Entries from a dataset
>> Start
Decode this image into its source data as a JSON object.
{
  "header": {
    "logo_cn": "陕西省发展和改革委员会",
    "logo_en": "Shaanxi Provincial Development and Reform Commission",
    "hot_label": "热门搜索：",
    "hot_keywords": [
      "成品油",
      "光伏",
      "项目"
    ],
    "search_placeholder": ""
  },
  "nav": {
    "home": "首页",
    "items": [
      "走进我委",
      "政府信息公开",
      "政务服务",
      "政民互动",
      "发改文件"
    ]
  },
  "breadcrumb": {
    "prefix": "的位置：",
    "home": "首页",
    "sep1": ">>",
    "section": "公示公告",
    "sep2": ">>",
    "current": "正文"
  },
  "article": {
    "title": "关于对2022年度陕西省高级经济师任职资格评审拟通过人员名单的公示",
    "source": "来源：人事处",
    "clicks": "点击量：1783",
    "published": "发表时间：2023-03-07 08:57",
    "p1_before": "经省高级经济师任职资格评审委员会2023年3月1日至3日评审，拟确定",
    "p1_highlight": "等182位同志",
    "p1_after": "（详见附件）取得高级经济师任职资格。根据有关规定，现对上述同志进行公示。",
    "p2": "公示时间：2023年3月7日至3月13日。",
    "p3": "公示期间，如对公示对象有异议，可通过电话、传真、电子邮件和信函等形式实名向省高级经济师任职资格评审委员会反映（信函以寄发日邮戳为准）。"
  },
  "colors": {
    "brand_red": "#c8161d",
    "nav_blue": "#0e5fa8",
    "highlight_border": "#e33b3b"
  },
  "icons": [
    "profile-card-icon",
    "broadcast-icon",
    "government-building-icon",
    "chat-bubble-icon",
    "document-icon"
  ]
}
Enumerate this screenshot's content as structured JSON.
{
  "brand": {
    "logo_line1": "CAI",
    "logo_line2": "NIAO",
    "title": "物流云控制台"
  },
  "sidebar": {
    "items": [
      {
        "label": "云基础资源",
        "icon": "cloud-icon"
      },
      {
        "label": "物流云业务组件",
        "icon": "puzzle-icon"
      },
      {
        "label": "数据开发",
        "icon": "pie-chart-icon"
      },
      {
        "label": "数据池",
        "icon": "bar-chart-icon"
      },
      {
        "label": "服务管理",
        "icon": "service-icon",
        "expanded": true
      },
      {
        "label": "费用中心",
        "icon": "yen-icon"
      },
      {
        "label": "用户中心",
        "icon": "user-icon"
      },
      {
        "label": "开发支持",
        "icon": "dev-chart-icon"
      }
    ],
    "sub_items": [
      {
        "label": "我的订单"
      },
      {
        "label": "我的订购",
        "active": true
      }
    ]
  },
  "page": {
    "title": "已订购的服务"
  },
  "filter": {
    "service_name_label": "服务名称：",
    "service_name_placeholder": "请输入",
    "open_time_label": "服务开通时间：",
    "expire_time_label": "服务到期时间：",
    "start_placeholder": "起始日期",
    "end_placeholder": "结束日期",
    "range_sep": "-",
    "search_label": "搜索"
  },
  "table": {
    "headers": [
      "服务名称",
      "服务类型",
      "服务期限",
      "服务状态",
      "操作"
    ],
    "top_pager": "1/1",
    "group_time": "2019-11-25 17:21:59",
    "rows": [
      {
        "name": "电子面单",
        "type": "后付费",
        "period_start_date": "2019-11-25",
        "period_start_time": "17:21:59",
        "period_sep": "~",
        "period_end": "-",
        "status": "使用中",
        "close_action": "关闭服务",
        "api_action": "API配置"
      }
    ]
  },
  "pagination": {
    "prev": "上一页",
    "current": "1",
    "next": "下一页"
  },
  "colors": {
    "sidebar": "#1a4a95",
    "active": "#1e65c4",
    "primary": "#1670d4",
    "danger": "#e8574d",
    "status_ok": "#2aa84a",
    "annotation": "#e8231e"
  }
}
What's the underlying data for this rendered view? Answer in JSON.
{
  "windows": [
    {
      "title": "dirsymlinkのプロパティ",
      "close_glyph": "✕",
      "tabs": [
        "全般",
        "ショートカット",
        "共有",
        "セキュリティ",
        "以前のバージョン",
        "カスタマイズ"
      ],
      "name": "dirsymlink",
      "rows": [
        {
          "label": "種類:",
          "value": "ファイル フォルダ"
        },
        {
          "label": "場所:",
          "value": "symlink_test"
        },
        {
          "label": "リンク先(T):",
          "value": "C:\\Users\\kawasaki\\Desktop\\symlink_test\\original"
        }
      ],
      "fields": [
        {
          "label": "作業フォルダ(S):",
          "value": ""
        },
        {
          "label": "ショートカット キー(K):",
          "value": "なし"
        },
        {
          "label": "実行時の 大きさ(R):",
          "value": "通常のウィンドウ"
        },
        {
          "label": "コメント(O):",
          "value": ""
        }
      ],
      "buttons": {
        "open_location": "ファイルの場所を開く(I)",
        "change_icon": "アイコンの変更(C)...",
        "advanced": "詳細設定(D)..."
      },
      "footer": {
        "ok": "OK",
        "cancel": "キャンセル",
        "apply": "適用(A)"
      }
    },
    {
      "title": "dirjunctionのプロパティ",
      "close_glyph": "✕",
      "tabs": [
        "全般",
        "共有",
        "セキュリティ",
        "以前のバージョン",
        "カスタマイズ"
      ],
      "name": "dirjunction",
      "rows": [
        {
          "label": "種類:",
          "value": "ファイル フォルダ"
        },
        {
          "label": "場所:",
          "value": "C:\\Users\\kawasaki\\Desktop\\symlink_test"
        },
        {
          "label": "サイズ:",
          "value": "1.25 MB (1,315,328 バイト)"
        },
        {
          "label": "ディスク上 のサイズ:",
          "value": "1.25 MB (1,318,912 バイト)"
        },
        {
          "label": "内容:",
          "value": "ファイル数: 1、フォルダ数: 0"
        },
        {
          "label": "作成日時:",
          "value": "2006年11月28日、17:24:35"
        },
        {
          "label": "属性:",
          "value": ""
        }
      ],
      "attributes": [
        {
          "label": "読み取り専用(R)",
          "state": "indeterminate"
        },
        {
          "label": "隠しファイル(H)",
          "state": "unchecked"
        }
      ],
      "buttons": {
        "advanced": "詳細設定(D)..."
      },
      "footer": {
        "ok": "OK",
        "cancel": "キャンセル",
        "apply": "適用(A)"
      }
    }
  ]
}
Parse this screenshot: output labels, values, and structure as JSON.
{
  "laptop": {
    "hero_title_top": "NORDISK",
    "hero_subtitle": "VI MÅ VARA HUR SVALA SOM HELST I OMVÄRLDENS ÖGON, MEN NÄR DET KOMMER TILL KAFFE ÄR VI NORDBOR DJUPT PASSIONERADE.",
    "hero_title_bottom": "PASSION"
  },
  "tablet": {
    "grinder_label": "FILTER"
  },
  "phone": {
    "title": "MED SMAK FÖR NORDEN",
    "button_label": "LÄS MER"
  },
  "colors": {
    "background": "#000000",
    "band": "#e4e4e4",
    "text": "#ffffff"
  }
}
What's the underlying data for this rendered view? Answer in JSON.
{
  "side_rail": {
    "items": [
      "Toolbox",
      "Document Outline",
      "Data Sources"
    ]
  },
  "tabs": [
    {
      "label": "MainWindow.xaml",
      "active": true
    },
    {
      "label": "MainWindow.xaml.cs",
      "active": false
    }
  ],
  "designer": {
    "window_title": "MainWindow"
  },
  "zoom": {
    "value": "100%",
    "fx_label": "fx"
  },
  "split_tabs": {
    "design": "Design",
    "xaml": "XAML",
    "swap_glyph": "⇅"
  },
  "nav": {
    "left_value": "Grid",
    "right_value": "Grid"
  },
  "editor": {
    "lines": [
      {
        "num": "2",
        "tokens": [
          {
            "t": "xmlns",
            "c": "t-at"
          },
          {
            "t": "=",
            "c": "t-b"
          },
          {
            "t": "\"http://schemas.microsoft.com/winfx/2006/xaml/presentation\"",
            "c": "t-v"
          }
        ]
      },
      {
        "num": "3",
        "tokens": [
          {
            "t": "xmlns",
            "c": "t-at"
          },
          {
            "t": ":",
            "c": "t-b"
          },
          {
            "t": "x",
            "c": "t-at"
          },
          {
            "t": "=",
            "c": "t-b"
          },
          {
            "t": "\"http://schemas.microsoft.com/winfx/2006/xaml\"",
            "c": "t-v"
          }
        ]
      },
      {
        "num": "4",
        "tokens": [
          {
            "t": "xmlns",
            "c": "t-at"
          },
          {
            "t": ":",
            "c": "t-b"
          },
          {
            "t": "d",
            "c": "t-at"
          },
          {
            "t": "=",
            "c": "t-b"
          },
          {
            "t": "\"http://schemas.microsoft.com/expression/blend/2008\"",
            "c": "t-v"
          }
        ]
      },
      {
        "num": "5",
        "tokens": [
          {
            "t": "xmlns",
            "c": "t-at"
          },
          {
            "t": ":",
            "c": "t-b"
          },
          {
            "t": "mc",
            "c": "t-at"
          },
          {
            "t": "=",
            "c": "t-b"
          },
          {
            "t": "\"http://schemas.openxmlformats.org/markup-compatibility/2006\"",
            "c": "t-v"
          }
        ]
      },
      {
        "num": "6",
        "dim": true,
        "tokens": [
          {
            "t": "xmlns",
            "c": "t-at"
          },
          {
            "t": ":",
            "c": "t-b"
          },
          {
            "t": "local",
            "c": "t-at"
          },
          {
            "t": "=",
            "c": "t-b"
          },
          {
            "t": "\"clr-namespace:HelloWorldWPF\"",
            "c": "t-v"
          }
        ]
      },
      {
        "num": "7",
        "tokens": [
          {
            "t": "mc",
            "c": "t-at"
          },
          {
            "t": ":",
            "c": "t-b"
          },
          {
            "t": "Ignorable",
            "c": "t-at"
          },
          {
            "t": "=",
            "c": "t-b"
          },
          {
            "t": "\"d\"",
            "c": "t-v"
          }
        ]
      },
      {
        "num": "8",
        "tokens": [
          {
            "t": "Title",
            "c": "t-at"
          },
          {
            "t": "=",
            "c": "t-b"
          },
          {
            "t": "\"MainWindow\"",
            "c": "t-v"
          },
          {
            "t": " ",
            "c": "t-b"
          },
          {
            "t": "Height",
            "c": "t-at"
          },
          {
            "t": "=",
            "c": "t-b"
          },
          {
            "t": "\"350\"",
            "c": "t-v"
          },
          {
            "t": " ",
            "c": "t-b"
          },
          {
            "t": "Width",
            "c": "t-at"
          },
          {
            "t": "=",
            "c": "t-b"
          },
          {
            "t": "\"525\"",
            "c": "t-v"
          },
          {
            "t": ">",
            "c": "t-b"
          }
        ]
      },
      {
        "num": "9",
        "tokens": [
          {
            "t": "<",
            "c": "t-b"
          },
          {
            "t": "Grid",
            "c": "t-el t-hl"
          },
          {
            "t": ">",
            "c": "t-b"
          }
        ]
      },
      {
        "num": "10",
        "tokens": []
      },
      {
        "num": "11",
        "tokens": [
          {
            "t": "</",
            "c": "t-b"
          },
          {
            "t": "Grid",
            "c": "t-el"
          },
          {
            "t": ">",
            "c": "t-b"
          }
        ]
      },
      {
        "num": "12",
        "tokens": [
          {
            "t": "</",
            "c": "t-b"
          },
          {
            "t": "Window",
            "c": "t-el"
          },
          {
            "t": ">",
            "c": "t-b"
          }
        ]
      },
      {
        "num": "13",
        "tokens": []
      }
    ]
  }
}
>> End
Show every line that contains the word "Users".

          "value": "C:\\Users\\kawasaki\\Desktop\\symlink_test\\original"
          "value": "C:\\Users\\kawasaki\\Desktop\\symlink_test"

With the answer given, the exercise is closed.